─── Listed records
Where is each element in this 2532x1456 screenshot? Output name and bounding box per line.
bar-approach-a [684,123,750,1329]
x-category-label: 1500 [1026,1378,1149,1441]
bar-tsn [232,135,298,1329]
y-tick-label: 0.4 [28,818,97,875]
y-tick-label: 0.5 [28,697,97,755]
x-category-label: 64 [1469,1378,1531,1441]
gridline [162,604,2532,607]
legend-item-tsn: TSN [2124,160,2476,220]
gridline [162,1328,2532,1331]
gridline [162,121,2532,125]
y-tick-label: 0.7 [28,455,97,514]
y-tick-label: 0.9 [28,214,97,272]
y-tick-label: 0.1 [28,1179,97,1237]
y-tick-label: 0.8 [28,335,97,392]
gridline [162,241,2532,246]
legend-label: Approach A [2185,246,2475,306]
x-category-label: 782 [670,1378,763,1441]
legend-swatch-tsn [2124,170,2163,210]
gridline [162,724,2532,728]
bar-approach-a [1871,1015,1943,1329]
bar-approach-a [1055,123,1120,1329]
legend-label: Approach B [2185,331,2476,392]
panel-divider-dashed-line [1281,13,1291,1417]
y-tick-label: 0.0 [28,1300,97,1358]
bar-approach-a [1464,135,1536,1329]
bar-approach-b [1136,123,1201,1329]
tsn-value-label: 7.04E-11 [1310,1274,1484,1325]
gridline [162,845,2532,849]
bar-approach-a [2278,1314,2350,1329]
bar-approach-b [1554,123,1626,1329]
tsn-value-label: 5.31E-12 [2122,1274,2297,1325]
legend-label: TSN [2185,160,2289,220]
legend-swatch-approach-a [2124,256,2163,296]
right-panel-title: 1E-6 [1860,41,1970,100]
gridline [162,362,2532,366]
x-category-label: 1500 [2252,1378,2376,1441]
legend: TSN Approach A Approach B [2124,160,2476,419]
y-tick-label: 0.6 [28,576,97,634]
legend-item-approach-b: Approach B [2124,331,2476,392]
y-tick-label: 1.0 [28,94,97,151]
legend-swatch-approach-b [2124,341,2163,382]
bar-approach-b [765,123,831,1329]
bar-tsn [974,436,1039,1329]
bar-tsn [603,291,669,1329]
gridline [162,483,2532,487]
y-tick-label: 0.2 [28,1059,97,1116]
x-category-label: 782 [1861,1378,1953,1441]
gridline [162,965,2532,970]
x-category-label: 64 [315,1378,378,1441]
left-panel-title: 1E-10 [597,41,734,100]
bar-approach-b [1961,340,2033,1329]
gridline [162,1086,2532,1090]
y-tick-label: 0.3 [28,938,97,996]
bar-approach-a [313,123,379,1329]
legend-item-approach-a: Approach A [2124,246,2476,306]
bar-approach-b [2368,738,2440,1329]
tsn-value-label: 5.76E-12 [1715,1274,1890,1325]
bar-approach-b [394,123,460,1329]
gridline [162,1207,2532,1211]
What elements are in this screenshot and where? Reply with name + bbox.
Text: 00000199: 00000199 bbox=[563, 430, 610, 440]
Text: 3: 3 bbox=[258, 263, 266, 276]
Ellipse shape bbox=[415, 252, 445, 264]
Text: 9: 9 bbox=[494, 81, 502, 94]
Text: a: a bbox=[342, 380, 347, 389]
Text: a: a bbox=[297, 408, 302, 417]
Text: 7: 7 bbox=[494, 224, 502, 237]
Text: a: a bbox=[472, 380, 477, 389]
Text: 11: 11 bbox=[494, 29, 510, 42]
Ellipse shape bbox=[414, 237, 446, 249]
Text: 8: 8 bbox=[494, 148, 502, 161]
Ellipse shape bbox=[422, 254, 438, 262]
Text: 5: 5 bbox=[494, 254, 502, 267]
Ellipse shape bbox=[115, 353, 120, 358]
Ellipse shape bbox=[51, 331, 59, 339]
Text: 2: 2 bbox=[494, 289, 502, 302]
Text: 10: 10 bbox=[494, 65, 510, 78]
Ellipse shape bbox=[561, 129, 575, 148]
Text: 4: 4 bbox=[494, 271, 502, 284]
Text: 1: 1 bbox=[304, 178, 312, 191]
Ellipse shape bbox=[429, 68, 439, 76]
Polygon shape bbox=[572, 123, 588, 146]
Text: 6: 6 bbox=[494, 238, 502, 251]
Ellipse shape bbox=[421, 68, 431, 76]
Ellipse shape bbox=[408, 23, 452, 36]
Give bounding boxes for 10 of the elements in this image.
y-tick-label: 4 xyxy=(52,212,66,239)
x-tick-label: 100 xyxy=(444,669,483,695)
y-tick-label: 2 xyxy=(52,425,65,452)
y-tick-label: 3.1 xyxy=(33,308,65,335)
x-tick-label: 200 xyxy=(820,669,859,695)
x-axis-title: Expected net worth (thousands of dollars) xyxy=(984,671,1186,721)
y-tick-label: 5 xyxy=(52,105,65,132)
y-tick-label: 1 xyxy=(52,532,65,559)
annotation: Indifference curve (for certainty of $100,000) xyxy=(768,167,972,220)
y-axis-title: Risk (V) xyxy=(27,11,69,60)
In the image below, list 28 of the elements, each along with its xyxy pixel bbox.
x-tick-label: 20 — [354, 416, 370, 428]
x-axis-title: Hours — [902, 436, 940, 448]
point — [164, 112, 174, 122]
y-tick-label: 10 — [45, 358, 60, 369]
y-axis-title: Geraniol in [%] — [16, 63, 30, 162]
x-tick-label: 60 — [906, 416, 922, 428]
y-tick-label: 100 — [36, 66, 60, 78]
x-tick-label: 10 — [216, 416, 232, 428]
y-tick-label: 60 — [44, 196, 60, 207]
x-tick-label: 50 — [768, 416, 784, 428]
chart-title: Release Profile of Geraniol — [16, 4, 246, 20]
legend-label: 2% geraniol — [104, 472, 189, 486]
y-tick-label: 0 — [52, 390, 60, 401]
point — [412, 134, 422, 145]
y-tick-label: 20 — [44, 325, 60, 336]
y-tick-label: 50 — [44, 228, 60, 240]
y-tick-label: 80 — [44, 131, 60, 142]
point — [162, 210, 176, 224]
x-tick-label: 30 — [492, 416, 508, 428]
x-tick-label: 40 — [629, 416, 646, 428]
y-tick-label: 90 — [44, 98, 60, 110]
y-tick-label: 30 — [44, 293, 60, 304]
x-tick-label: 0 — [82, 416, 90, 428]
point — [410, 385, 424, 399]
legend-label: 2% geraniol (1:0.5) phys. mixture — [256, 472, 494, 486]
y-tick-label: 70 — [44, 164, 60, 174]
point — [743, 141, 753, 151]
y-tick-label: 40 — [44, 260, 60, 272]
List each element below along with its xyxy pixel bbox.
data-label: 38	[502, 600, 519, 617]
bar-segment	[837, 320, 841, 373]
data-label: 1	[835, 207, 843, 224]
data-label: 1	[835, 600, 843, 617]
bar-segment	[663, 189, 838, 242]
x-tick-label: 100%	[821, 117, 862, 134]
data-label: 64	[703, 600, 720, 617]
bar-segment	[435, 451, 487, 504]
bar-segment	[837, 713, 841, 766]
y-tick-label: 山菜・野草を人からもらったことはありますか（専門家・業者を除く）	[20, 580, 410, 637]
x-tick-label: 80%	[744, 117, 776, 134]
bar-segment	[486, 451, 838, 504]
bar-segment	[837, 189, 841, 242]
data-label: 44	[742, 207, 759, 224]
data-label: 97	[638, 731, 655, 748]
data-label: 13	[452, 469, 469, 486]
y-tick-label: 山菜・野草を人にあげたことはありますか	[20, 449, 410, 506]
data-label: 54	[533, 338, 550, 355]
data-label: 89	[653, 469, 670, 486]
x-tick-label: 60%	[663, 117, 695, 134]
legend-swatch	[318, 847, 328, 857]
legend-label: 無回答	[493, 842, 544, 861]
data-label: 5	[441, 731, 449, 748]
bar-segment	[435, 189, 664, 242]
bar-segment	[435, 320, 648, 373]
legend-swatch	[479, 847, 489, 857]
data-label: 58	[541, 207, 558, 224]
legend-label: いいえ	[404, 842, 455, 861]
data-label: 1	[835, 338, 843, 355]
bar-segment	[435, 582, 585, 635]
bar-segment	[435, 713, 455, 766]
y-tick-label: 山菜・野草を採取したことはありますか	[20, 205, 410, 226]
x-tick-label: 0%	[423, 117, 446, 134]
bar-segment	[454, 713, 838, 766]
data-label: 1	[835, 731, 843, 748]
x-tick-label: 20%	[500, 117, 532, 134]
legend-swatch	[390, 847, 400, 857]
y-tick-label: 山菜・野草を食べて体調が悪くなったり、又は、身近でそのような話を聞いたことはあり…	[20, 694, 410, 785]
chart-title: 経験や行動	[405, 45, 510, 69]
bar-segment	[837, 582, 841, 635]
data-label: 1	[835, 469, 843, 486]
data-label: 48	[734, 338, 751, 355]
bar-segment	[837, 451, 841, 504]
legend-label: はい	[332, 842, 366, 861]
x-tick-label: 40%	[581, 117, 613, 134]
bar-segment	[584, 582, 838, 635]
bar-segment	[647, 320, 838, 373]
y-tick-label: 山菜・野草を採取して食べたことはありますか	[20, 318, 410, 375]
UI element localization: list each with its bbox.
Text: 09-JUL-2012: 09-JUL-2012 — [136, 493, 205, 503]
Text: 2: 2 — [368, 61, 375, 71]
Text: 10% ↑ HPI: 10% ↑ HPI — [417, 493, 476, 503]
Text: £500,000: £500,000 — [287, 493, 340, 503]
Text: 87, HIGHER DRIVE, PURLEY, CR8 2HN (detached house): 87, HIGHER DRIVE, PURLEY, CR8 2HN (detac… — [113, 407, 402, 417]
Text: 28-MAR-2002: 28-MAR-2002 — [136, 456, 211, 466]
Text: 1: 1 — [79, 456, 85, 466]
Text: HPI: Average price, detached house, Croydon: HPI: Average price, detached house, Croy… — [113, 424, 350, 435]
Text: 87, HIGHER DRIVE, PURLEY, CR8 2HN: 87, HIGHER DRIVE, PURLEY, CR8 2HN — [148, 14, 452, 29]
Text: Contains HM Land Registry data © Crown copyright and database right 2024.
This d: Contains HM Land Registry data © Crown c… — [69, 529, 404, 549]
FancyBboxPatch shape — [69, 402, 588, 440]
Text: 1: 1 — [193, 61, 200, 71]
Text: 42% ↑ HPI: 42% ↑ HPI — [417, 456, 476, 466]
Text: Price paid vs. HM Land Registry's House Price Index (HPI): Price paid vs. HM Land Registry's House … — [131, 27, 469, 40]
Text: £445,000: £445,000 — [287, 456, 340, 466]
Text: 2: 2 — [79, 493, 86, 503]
──────
[Exercise directions]:
Reproduce, line for line without any change, the stretch from the start of the records through the line containing "gridline [162,845,2532,849]", including that line.

[Answer for the task]:
Where is each element in this 2532x1456 screenshot? Output name and bounding box per line.
bar-approach-a [684,123,750,1329]
x-category-label: 1500 [1026,1378,1149,1441]
bar-tsn [232,135,298,1329]
y-tick-label: 0.4 [28,818,97,875]
y-tick-label: 0.5 [28,697,97,755]
x-category-label: 64 [1469,1378,1531,1441]
gridline [162,604,2532,607]
legend-item-tsn: TSN [2124,160,2476,220]
gridline [162,1328,2532,1331]
gridline [162,121,2532,125]
y-tick-label: 0.7 [28,455,97,514]
y-tick-label: 0.9 [28,214,97,272]
y-tick-label: 0.1 [28,1179,97,1237]
y-tick-label: 0.8 [28,335,97,392]
gridline [162,241,2532,246]
legend-label: Approach A [2185,246,2475,306]
x-category-label: 782 [670,1378,763,1441]
legend-swatch-tsn [2124,170,2163,210]
gridline [162,724,2532,728]
bar-approach-a [1871,1015,1943,1329]
bar-approach-a [1055,123,1120,1329]
legend-label: Approach B [2185,331,2476,392]
panel-divider-dashed-line [1281,13,1291,1417]
y-tick-label: 0.0 [28,1300,97,1358]
bar-approach-a [1464,135,1536,1329]
bar-approach-b [1136,123,1201,1329]
tsn-value-label: 7.04E-11 [1310,1274,1484,1325]
gridline [162,845,2532,849]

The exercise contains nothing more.